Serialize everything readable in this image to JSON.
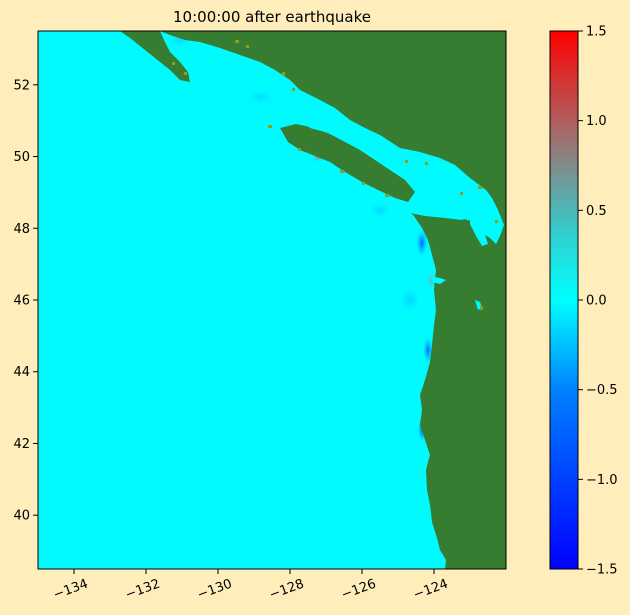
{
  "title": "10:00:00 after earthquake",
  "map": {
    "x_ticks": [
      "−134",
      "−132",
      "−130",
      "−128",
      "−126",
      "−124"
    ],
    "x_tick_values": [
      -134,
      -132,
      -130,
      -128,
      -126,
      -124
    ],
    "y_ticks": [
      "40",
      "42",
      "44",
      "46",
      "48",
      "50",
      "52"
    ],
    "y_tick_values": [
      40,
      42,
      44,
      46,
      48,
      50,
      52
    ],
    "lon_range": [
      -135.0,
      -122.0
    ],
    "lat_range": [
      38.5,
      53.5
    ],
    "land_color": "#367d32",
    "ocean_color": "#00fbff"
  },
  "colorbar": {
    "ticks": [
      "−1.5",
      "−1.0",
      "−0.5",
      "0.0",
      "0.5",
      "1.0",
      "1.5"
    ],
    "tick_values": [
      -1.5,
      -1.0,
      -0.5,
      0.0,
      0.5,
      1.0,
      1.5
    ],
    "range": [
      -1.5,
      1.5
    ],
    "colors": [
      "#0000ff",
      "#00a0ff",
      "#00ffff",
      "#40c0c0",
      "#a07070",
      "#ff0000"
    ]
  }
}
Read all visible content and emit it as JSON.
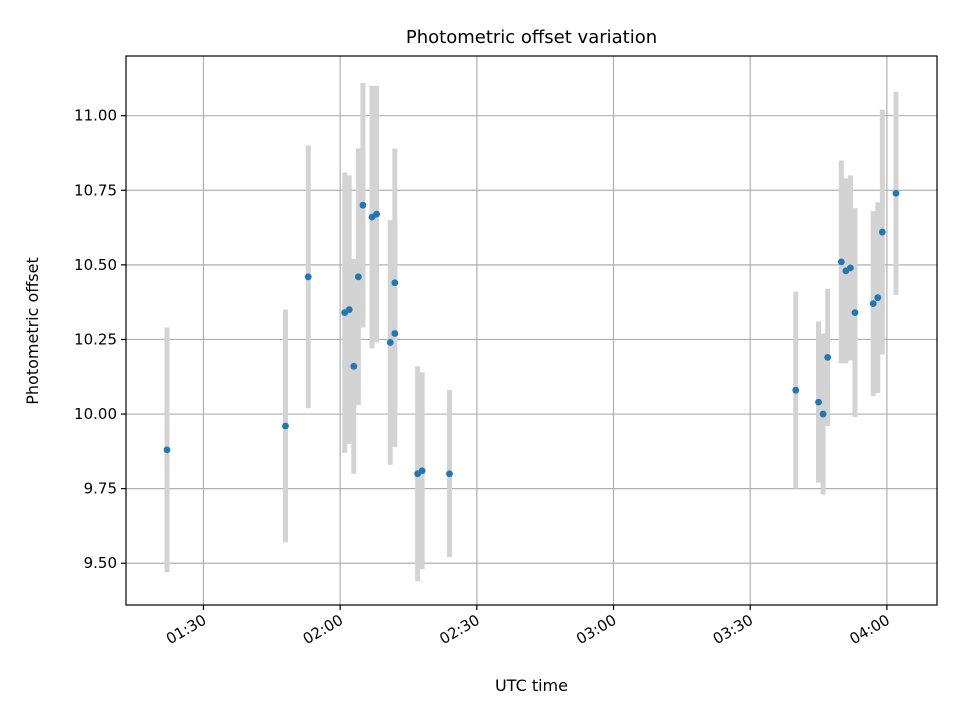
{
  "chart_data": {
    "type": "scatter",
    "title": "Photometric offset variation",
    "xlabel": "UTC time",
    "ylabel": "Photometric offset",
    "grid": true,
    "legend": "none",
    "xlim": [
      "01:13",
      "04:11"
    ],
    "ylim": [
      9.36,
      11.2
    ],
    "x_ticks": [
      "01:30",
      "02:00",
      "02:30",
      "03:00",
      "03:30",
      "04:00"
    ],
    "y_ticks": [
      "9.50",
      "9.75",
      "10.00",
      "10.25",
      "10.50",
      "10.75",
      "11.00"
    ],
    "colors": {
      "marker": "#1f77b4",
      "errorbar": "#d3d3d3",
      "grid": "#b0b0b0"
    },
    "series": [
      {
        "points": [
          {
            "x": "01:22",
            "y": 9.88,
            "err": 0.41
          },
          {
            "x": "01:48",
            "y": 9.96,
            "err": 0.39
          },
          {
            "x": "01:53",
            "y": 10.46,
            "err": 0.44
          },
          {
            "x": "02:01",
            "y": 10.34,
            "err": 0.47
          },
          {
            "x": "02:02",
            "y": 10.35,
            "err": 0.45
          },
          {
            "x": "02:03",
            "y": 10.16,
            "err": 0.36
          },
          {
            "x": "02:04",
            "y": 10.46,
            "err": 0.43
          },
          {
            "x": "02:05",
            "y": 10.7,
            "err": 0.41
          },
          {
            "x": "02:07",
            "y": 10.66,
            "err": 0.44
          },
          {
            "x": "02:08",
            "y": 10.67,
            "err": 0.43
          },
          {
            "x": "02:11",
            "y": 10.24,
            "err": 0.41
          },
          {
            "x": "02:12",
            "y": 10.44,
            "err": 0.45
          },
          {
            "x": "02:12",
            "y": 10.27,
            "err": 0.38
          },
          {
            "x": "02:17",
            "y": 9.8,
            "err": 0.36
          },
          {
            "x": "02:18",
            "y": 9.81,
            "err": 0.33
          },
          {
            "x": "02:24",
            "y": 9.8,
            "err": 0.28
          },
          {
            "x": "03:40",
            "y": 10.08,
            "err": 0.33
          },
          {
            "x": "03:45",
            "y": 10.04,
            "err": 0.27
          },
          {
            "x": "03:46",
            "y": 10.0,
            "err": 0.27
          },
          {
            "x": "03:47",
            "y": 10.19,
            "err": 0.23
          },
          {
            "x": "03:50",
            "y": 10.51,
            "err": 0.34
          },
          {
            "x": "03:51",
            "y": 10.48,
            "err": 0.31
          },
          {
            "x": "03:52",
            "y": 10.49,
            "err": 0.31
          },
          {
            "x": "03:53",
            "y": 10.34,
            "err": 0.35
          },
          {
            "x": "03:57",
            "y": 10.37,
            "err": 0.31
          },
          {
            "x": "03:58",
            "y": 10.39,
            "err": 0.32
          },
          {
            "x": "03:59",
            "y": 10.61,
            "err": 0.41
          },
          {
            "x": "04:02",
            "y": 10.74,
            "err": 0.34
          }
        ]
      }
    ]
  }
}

## [Written exercise]
Transcribe all the lines above exactly, apart from the pictures.

## [Result of this exercise]
Serialize everything readable in this image to JSON.
{
  "title": "10:00:00 after earthquake",
  "map": {
    "x_ticks": [
      "−134",
      "−132",
      "−130",
      "−128",
      "−126",
      "−124"
    ],
    "x_tick_values": [
      -134,
      -132,
      -130,
      -128,
      -126,
      -124
    ],
    "y_ticks": [
      "40",
      "42",
      "44",
      "46",
      "48",
      "50",
      "52"
    ],
    "y_tick_values": [
      40,
      42,
      44,
      46,
      48,
      50,
      52
    ],
    "lon_range": [
      -135.0,
      -122.0
    ],
    "lat_range": [
      38.5,
      53.5
    ],
    "land_color": "#367d32",
    "ocean_color": "#00fbff"
  },
  "colorbar": {
    "ticks": [
      "−1.5",
      "−1.0",
      "−0.5",
      "0.0",
      "0.5",
      "1.0",
      "1.5"
    ],
    "tick_values": [
      -1.5,
      -1.0,
      -0.5,
      0.0,
      0.5,
      1.0,
      1.5
    ],
    "range": [
      -1.5,
      1.5
    ],
    "colors": [
      "#0000ff",
      "#00a0ff",
      "#00ffff",
      "#40c0c0",
      "#a07070",
      "#ff0000"
    ]
  }
}
Read all visible content and emit it as JSON.
{
  "chart_data": {
    "type": "scatter",
    "title": "Photometric offset variation",
    "xlabel": "UTC time",
    "ylabel": "Photometric offset",
    "grid": true,
    "legend": "none",
    "xlim": [
      "01:13",
      "04:11"
    ],
    "ylim": [
      9.36,
      11.2
    ],
    "x_ticks": [
      "01:30",
      "02:00",
      "02:30",
      "03:00",
      "03:30",
      "04:00"
    ],
    "y_ticks": [
      "9.50",
      "9.75",
      "10.00",
      "10.25",
      "10.50",
      "10.75",
      "11.00"
    ],
    "colors": {
      "marker": "#1f77b4",
      "errorbar": "#d3d3d3",
      "grid": "#b0b0b0"
    },
    "series": [
      {
        "points": [
          {
            "x": "01:22",
            "y": 9.88,
            "err": 0.41
          },
          {
            "x": "01:48",
            "y": 9.96,
            "err": 0.39
          },
          {
            "x": "01:53",
            "y": 10.46,
            "err": 0.44
          },
          {
            "x": "02:01",
            "y": 10.34,
            "err": 0.47
          },
          {
            "x": "02:02",
            "y": 10.35,
            "err": 0.45
          },
          {
            "x": "02:03",
            "y": 10.16,
            "err": 0.36
          },
          {
            "x": "02:04",
            "y": 10.46,
            "err": 0.43
          },
          {
            "x": "02:05",
            "y": 10.7,
            "err": 0.41
          },
          {
            "x": "02:07",
            "y": 10.66,
            "err": 0.44
          },
          {
            "x": "02:08",
            "y": 10.67,
            "err": 0.43
          },
          {
            "x": "02:11",
            "y": 10.24,
            "err": 0.41
          },
          {
            "x": "02:12",
            "y": 10.44,
            "err": 0.45
          },
          {
            "x": "02:12",
            "y": 10.27,
            "err": 0.38
          },
          {
            "x": "02:17",
            "y": 9.8,
            "err": 0.36
          },
          {
            "x": "02:18",
            "y": 9.81,
            "err": 0.33
          },
          {
            "x": "02:24",
            "y": 9.8,
            "err": 0.28
          },
          {
            "x": "03:40",
            "y": 10.08,
            "err": 0.33
          },
          {
            "x": "03:45",
            "y": 10.04,
            "err": 0.27
          },
          {
            "x": "03:46",
            "y": 10.0,
            "err": 0.27
          },
          {
            "x": "03:47",
            "y": 10.19,
            "err": 0.23
          },
          {
            "x": "03:50",
            "y": 10.51,
            "err": 0.34
          },
          {
            "x": "03:51",
            "y": 10.48,
            "err": 0.31
          },
          {
            "x": "03:52",
            "y": 10.49,
            "err": 0.31
          },
          {
            "x": "03:53",
            "y": 10.34,
            "err": 0.35
          },
          {
            "x": "03:57",
            "y": 10.37,
            "err": 0.31
          },
          {
            "x": "03:58",
            "y": 10.39,
            "err": 0.32
          },
          {
            "x": "03:59",
            "y": 10.61,
            "err": 0.41
          },
          {
            "x": "04:02",
            "y": 10.74,
            "err": 0.34
          }
        ]
      }
    ]
  }
}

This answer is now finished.